**Requirement:**
Using the listing beneath this task, count the lines with the word "JSON" and write only the result.

Items from a figure collection

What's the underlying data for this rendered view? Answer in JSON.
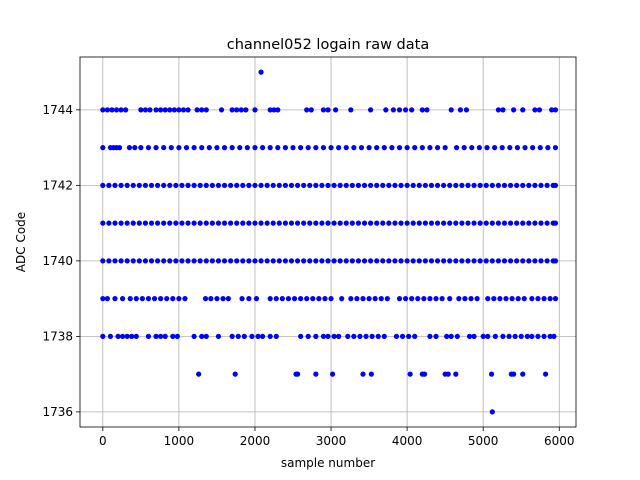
{
  "chart_data": {
    "type": "scatter",
    "title": "channel052 logain raw data",
    "xlabel": "sample number",
    "ylabel": "ADC Code",
    "xlim": [
      -300,
      6220
    ],
    "ylim": [
      1735.6,
      1745.4
    ],
    "grid": true,
    "marker_color": "#0000ff",
    "x_ticks": [
      0,
      1000,
      2000,
      3000,
      4000,
      5000,
      6000
    ],
    "x_tick_labels": [
      "0",
      "1000",
      "2000",
      "3000",
      "4000",
      "5000",
      "6000"
    ],
    "y_ticks": [
      1736,
      1738,
      1740,
      1742,
      1744
    ],
    "y_tick_labels": [
      "1736",
      "1738",
      "1740",
      "1742",
      "1744"
    ],
    "series": [
      {
        "values_by_level": [
          {
            "y": 1745,
            "x": [
              2080
            ]
          },
          {
            "y": 1744,
            "x": [
              0,
              60,
              120,
              180,
              240,
              300,
              500,
              560,
              620,
              700,
              760,
              820,
              880,
              940,
              1000,
              1060,
              1120,
              1240,
              1300,
              1360,
              1560,
              1700,
              1760,
              1820,
              1880,
              2000,
              2200,
              2250,
              2300,
              2680,
              2740,
              2900,
              2960,
              3060,
              3260,
              3520,
              3720,
              3820,
              3900,
              3980,
              4060,
              4200,
              4260,
              4580,
              4700,
              4780,
              5200,
              5260,
              5400,
              5520,
              5680,
              5740,
              5900,
              5950
            ]
          },
          {
            "y": 1743,
            "x": [
              0,
              100,
              140,
              180,
              220,
              350,
              420,
              500,
              600,
              700,
              800,
              900,
              1000,
              1100,
              1200,
              1300,
              1400,
              1500,
              1600,
              1700,
              1800,
              1900,
              2000,
              2100,
              2200,
              2300,
              2400,
              2500,
              2600,
              2700,
              2800,
              2900,
              3000,
              3100,
              3200,
              3300,
              3400,
              3500,
              3600,
              3700,
              3800,
              3900,
              4000,
              4100,
              4200,
              4300,
              4400,
              4500,
              4650,
              4750,
              4850,
              4950,
              5050,
              5150,
              5250,
              5350,
              5450,
              5550,
              5650,
              5750,
              5850,
              5950
            ]
          },
          {
            "y": 1742,
            "x": [
              0,
              80,
              160,
              240,
              320,
              400,
              480,
              560,
              640,
              720,
              800,
              880,
              960,
              1040,
              1120,
              1200,
              1280,
              1360,
              1440,
              1520,
              1600,
              1680,
              1760,
              1840,
              1920,
              2000,
              2080,
              2160,
              2240,
              2320,
              2400,
              2480,
              2560,
              2640,
              2720,
              2800,
              2880,
              2960,
              3040,
              3120,
              3200,
              3280,
              3360,
              3440,
              3520,
              3600,
              3680,
              3760,
              3840,
              3920,
              4000,
              4080,
              4160,
              4240,
              4320,
              4400,
              4480,
              4560,
              4640,
              4720,
              4800,
              4880,
              4960,
              5040,
              5120,
              5200,
              5280,
              5360,
              5440,
              5520,
              5600,
              5680,
              5760,
              5840,
              5920,
              5950
            ]
          },
          {
            "y": 1741,
            "x": [
              0,
              80,
              160,
              240,
              320,
              400,
              480,
              560,
              640,
              720,
              800,
              880,
              960,
              1040,
              1120,
              1200,
              1280,
              1360,
              1440,
              1520,
              1600,
              1680,
              1760,
              1840,
              1920,
              2000,
              2080,
              2160,
              2240,
              2320,
              2400,
              2480,
              2560,
              2640,
              2720,
              2800,
              2880,
              2960,
              3040,
              3120,
              3200,
              3280,
              3360,
              3440,
              3520,
              3600,
              3680,
              3760,
              3840,
              3920,
              4000,
              4080,
              4160,
              4240,
              4320,
              4400,
              4480,
              4560,
              4640,
              4720,
              4800,
              4880,
              4960,
              5040,
              5120,
              5200,
              5280,
              5360,
              5440,
              5520,
              5600,
              5680,
              5760,
              5840,
              5920,
              5950
            ]
          },
          {
            "y": 1740,
            "x": [
              0,
              80,
              160,
              240,
              320,
              400,
              480,
              560,
              640,
              720,
              800,
              880,
              960,
              1040,
              1120,
              1200,
              1280,
              1360,
              1440,
              1520,
              1600,
              1680,
              1760,
              1840,
              1920,
              2000,
              2080,
              2160,
              2240,
              2320,
              2400,
              2480,
              2560,
              2640,
              2720,
              2800,
              2880,
              2960,
              3040,
              3120,
              3200,
              3280,
              3360,
              3440,
              3520,
              3600,
              3680,
              3760,
              3840,
              3920,
              4000,
              4080,
              4160,
              4240,
              4320,
              4400,
              4480,
              4560,
              4640,
              4720,
              4800,
              4880,
              4960,
              5040,
              5120,
              5200,
              5280,
              5360,
              5440,
              5520,
              5600,
              5680,
              5760,
              5840,
              5920,
              5950
            ]
          },
          {
            "y": 1739,
            "x": [
              0,
              60,
              160,
              260,
              360,
              440,
              520,
              600,
              680,
              760,
              840,
              920,
              1000,
              1080,
              1350,
              1420,
              1500,
              1580,
              1650,
              1830,
              1920,
              2020,
              2200,
              2280,
              2360,
              2440,
              2520,
              2600,
              2680,
              2760,
              2840,
              2920,
              3000,
              3140,
              3260,
              3340,
              3420,
              3500,
              3580,
              3660,
              3740,
              3900,
              3980,
              4060,
              4140,
              4220,
              4300,
              4380,
              4460,
              4560,
              4680,
              4760,
              4840,
              4920,
              5060,
              5140,
              5220,
              5300,
              5380,
              5460,
              5540,
              5640,
              5720,
              5800,
              5880,
              5950
            ]
          },
          {
            "y": 1738,
            "x": [
              0,
              100,
              200,
              260,
              320,
              380,
              440,
              600,
              700,
              760,
              820,
              920,
              980,
              1200,
              1300,
              1360,
              1520,
              1700,
              1780,
              1860,
              1960,
              2040,
              2100,
              2200,
              2280,
              2600,
              2700,
              2800,
              2900,
              2960,
              3040,
              3100,
              3220,
              3300,
              3380,
              3460,
              3540,
              3620,
              3700,
              3860,
              3940,
              4020,
              4100,
              4300,
              4380,
              4520,
              4580,
              4660,
              4820,
              4880,
              5000,
              5060,
              5160,
              5260,
              5340,
              5420,
              5500,
              5580,
              5640,
              5720,
              5800,
              5880,
              5930
            ]
          },
          {
            "y": 1737,
            "x": [
              1260,
              1740,
              2540,
              2560,
              2800,
              3020,
              3420,
              3530,
              4040,
              4200,
              4230,
              4500,
              4540,
              4640,
              5110,
              5370,
              5400,
              5520,
              5820
            ]
          },
          {
            "y": 1736,
            "x": [
              5120
            ]
          }
        ]
      }
    ]
  }
}
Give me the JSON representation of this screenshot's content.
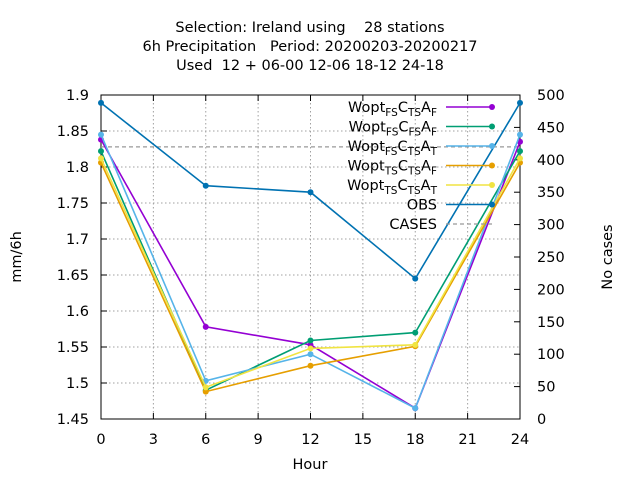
{
  "chart_data": {
    "type": "line",
    "title_lines": [
      "Selection: Ireland using    28 stations",
      "6h Precipitation   Period: 20200203-20200217",
      "Used  12 + 06-00 12-06 18-12 24-18"
    ],
    "xlabel": "Hour",
    "ylabel": "mm/6h",
    "y2label": "No cases",
    "xlim": [
      0,
      24
    ],
    "ylim": [
      1.45,
      1.9
    ],
    "y2lim": [
      0,
      500
    ],
    "xticks": [
      "0",
      "3",
      "6",
      "9",
      "12",
      "15",
      "18",
      "21",
      "24"
    ],
    "yticks": [
      "1.45",
      "1.5",
      "1.55",
      "1.6",
      "1.65",
      "1.7",
      "1.75",
      "1.8",
      "1.85",
      "1.9"
    ],
    "y2ticks": [
      "0",
      "50",
      "100",
      "150",
      "200",
      "250",
      "300",
      "350",
      "400",
      "450",
      "500"
    ],
    "grid": true,
    "legend_position": "top-right",
    "x": [
      0,
      6,
      12,
      18,
      24
    ],
    "series": [
      {
        "name": "Wopt FS CTS AF",
        "label_parts": [
          [
            "Wopt",
            ""
          ],
          [
            "FS",
            "sub"
          ],
          [
            "C",
            ""
          ],
          [
            "TS",
            "sub"
          ],
          [
            "A",
            ""
          ],
          [
            "F",
            "sub"
          ]
        ],
        "color": "#9400d3",
        "values": [
          1.838,
          1.578,
          1.553,
          1.465,
          1.835
        ]
      },
      {
        "name": "Wopt FS CFS AF",
        "label_parts": [
          [
            "Wopt",
            ""
          ],
          [
            "FS",
            "sub"
          ],
          [
            "C",
            ""
          ],
          [
            "FS",
            "sub"
          ],
          [
            "A",
            ""
          ],
          [
            "F",
            "sub"
          ]
        ],
        "color": "#009e73",
        "values": [
          1.822,
          1.49,
          1.559,
          1.57,
          1.822
        ]
      },
      {
        "name": "Wopt FS CTS AT",
        "label_parts": [
          [
            "Wopt",
            ""
          ],
          [
            "FS",
            "sub"
          ],
          [
            "C",
            ""
          ],
          [
            "TS",
            "sub"
          ],
          [
            "A",
            ""
          ],
          [
            "T",
            "sub"
          ]
        ],
        "color": "#56b4e9",
        "values": [
          1.845,
          1.503,
          1.54,
          1.465,
          1.845
        ]
      },
      {
        "name": "Wopt TS CTS AF",
        "label_parts": [
          [
            "Wopt",
            ""
          ],
          [
            "TS",
            "sub"
          ],
          [
            "C",
            ""
          ],
          [
            "TS",
            "sub"
          ],
          [
            "A",
            ""
          ],
          [
            "F",
            "sub"
          ]
        ],
        "color": "#e69f00",
        "values": [
          1.806,
          1.488,
          1.524,
          1.551,
          1.806
        ]
      },
      {
        "name": "Wopt TS CTS AT",
        "label_parts": [
          [
            "Wopt",
            ""
          ],
          [
            "TS",
            "sub"
          ],
          [
            "C",
            ""
          ],
          [
            "TS",
            "sub"
          ],
          [
            "A",
            ""
          ],
          [
            "T",
            "sub"
          ]
        ],
        "color": "#f0e442",
        "values": [
          1.812,
          1.494,
          1.548,
          1.553,
          1.812
        ]
      },
      {
        "name": "OBS",
        "label_parts": [
          [
            "OBS",
            ""
          ]
        ],
        "color": "#0072b2",
        "values": [
          1.889,
          1.774,
          1.765,
          1.645,
          1.889
        ]
      }
    ],
    "cases": {
      "name": "CASES",
      "axis": "y2",
      "color": "#999999",
      "style": "dashed",
      "value": 420
    }
  }
}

**Complete answer:**
2